[Stored data entries]
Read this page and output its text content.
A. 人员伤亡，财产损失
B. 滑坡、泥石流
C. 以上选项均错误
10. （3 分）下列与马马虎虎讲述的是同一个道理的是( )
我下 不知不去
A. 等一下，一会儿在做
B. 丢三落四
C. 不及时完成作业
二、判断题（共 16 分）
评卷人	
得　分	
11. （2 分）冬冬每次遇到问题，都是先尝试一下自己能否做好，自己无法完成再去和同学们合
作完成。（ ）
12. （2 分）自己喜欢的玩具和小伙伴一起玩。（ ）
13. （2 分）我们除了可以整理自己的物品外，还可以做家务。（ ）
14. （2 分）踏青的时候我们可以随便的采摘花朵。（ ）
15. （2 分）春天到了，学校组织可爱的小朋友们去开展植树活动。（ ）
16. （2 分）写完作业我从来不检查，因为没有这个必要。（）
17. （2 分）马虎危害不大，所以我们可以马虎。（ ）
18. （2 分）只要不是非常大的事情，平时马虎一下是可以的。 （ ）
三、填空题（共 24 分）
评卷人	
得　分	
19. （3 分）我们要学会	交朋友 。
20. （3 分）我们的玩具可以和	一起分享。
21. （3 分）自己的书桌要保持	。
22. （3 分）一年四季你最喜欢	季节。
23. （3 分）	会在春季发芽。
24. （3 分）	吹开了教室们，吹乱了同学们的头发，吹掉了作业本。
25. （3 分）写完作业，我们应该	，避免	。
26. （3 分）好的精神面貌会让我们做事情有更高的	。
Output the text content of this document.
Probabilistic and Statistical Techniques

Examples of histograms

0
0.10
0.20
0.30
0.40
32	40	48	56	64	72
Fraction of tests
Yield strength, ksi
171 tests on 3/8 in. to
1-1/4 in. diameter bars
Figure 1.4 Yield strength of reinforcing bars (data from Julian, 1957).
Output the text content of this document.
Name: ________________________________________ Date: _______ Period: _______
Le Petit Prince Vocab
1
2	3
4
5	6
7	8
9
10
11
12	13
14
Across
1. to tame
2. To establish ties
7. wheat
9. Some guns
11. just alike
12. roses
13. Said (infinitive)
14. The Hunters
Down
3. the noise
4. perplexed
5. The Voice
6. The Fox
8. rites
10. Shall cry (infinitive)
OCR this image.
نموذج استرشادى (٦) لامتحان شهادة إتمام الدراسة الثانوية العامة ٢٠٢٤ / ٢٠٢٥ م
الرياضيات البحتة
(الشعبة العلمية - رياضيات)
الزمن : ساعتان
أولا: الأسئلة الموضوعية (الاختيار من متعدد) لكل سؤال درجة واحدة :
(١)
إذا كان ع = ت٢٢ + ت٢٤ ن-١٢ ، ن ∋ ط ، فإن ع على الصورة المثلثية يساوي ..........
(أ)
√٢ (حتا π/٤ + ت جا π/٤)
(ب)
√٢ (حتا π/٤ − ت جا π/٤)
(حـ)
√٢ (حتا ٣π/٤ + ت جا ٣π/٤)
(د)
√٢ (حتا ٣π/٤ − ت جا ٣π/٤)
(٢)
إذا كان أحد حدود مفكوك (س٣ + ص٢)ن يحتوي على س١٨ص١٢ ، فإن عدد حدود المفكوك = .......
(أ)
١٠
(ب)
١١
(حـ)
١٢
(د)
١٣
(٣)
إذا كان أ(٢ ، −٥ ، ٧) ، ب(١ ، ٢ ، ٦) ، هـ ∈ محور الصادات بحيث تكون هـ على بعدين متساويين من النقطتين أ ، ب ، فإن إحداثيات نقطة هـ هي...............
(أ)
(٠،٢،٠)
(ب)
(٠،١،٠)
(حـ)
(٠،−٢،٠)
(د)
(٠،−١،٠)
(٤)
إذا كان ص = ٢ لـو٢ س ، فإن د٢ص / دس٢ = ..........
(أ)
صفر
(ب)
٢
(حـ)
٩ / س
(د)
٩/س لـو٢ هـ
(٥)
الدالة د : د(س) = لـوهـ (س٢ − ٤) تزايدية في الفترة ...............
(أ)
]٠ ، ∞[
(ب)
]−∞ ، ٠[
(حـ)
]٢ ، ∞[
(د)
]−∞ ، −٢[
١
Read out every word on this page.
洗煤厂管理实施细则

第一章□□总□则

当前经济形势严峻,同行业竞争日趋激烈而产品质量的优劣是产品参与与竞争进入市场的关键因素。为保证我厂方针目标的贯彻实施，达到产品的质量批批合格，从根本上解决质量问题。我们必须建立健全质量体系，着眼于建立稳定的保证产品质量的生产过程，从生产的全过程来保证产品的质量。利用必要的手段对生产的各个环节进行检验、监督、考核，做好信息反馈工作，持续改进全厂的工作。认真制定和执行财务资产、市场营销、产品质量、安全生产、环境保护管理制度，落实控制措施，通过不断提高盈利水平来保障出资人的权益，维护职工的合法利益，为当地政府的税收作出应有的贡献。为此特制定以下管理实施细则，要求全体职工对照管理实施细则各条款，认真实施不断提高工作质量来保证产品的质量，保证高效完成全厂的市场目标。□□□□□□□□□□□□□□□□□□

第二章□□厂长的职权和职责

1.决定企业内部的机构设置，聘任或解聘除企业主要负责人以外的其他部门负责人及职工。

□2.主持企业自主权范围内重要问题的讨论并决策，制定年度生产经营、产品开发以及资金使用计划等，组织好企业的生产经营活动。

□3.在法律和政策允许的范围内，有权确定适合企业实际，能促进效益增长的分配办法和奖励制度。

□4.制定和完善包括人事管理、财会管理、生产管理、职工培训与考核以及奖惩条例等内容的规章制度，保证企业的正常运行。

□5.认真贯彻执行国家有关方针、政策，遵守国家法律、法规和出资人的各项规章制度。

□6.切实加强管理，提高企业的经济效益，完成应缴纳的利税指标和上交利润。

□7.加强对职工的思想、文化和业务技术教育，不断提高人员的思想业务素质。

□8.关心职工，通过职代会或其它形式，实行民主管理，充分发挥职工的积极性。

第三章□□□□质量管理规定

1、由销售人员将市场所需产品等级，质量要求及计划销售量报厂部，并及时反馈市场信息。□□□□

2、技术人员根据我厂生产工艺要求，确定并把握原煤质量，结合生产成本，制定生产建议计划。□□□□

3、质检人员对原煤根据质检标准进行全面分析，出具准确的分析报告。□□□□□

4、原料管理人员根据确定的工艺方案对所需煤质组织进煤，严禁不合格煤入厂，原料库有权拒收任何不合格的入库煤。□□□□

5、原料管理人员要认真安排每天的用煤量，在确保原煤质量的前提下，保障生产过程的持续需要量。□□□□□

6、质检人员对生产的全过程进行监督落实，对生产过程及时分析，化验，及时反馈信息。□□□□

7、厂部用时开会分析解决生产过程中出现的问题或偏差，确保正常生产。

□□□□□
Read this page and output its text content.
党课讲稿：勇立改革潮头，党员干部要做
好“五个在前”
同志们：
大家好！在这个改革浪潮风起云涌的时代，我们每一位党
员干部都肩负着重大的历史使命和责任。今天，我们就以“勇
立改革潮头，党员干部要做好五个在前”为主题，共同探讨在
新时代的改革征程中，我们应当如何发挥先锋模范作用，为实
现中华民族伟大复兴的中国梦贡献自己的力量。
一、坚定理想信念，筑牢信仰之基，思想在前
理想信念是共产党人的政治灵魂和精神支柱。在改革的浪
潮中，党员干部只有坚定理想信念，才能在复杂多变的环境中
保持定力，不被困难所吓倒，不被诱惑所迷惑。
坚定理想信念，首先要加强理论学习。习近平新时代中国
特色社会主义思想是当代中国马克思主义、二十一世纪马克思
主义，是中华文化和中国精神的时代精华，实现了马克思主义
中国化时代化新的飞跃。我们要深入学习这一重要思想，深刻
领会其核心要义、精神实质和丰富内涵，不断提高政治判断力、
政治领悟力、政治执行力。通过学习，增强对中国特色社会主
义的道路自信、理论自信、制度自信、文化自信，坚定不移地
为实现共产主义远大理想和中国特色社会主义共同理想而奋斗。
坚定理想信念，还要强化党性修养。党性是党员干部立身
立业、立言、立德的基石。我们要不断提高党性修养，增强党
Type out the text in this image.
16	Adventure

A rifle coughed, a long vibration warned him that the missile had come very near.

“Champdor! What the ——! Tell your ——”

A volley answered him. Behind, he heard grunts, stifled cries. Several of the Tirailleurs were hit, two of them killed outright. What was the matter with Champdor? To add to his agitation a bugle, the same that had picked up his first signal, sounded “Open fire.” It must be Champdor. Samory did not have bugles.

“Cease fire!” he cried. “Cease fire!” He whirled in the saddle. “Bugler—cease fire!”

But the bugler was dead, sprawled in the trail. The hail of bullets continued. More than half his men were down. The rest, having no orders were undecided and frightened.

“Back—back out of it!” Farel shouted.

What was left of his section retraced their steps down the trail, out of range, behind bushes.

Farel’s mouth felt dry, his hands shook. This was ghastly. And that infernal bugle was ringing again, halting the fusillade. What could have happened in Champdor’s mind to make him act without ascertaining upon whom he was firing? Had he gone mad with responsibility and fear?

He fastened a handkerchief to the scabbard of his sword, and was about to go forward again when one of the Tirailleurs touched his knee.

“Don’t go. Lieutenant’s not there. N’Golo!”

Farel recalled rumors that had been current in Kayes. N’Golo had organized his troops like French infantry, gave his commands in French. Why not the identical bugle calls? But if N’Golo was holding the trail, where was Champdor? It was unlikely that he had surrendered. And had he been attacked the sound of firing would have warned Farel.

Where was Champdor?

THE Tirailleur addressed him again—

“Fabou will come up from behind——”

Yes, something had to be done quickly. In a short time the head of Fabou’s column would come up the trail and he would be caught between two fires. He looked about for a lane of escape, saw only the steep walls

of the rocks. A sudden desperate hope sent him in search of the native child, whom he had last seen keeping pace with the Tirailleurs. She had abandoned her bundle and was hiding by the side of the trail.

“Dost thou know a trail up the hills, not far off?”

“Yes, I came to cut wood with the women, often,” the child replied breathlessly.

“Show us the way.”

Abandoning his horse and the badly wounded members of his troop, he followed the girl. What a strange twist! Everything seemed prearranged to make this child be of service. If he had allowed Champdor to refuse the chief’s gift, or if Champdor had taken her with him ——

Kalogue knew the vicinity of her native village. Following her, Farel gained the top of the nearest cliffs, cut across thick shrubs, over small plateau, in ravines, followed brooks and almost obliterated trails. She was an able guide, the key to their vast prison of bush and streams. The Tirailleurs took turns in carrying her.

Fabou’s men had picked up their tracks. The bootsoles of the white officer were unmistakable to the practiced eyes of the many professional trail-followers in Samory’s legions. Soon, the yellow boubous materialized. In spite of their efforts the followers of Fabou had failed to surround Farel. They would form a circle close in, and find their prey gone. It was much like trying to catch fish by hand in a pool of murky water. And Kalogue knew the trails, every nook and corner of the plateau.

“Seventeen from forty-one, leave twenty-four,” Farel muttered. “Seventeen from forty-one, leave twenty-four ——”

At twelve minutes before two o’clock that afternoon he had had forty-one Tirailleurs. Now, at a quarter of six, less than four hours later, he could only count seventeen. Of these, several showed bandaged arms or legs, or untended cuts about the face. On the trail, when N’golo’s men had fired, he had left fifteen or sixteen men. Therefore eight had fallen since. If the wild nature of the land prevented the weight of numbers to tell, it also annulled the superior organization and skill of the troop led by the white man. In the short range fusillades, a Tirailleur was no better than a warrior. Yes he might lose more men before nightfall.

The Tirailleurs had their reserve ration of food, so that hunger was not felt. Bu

**WRITTEN TASK:**
Search the lines above for the string "followed", then show every one that has it.

**RESPONSE FOR THIS EXERCISE:**
Abandoning his horse and the badly wounded members of his troop, he followed the girl. What a strange twist! Everything seemed prearranged to make this child be of service. If he had allowed Champdor to refuse the chief’s gift, or if Champdor had taken her with him ——
Kalogue knew the vicinity of her native village. Following her, Farel gained the top of the nearest cliffs, cut across thick shrubs, over small plateau, in ravines, followed brooks and almost obliterated trails. She was an able guide, the key to their vast prison of bush and streams. The Tirailleurs took turns in carrying her.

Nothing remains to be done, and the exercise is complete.